AIM OF THE TASK: Repeat the lines that follow, leaving nothing out.

INPUT MATERIAL:
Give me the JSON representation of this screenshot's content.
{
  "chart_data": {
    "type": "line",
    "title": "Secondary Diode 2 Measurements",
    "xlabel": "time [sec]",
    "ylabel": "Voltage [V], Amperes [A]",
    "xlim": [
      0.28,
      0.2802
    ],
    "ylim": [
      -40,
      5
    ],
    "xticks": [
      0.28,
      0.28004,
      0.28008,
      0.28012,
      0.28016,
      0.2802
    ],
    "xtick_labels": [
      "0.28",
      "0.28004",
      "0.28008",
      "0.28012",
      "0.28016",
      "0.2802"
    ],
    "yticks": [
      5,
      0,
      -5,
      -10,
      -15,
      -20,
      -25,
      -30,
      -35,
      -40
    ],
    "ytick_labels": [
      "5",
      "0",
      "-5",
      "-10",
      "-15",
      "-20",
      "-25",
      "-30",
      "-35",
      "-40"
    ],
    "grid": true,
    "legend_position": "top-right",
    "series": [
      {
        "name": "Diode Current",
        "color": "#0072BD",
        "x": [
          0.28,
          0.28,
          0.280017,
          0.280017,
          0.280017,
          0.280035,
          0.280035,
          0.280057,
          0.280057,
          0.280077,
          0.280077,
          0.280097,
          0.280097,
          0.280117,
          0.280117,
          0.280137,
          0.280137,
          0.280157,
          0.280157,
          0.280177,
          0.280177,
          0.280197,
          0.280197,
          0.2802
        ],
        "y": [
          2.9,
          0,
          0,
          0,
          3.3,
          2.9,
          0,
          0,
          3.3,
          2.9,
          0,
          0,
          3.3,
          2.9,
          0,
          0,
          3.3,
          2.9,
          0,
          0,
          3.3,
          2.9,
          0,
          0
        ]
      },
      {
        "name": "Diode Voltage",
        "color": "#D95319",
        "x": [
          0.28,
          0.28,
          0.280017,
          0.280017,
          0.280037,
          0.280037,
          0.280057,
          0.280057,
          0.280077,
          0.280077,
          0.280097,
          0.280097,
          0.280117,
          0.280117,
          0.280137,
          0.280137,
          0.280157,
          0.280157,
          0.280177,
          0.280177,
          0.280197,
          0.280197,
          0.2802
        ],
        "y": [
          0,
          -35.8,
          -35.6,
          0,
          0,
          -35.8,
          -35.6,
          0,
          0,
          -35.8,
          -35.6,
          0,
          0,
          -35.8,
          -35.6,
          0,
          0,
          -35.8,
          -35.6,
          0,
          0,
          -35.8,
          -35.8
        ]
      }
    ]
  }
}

RIGHT ANSWER:
Give me the JSON representation of this screenshot's content.
{
  "chart_data": {
    "type": "line",
    "title": "Secondary Diode 2 Measurements",
    "xlabel": "time [sec]",
    "ylabel": "Voltage [V], Amperes [A]",
    "xlim": [
      0.28,
      0.2802
    ],
    "ylim": [
      -40,
      5
    ],
    "xticks": [
      0.28,
      0.28004,
      0.28008,
      0.28012,
      0.28016,
      0.2802
    ],
    "xtick_labels": [
      "0.28",
      "0.28004",
      "0.28008",
      "0.28012",
      "0.28016",
      "0.2802"
    ],
    "yticks": [
      5,
      0,
      -5,
      -10,
      -15,
      -20,
      -25,
      -30,
      -35,
      -40
    ],
    "ytick_labels": [
      "5",
      "0",
      "-5",
      "-10",
      "-15",
      "-20",
      "-25",
      "-30",
      "-35",
      "-40"
    ],
    "grid": true,
    "legend_position": "top-right",
    "series": [
      {
        "name": "Diode Current",
        "color": "#0072BD",
        "x": [
          0.28,
          0.28,
          0.280017,
          0.280017,
          0.280017,
          0.280035,
          0.280035,
          0.280057,
          0.280057,
          0.280077,
          0.280077,
          0.280097,
          0.280097,
          0.280117,
          0.280117,
          0.280137,
          0.280137,
          0.280157,
          0.280157,
          0.280177,
          0.280177,
          0.280197,
          0.280197,
          0.2802
        ],
        "y": [
          2.9,
          0,
          0,
          0,
          3.3,
          2.9,
          0,
          0,
          3.3,
          2.9,
          0,
          0,
          3.3,
          2.9,
          0,
          0,
          3.3,
          2.9,
          0,
          0,
          3.3,
          2.9,
          0,
          0
        ]
      },
      {
        "name": "Diode Voltage",
        "color": "#D95319",
        "x": [
          0.28,
          0.28,
          0.280017,
          0.280017,
          0.280037,
          0.280037,
          0.280057,
          0.280057,
          0.280077,
          0.280077,
          0.280097,
          0.280097,
          0.280117,
          0.280117,
          0.280137,
          0.280137,
          0.280157,
          0.280157,
          0.280177,
          0.280177,
          0.280197,
          0.280197,
          0.2802
        ],
        "y": [
          0,
          -35.8,
          -35.6,
          0,
          0,
          -35.8,
          -35.6,
          0,
          0,
          -35.8,
          -35.6,
          0,
          0,
          -35.8,
          -35.6,
          0,
          0,
          -35.8,
          -35.6,
          0,
          0,
          -35.8,
          -35.8
        ]
      }
    ]
  }
}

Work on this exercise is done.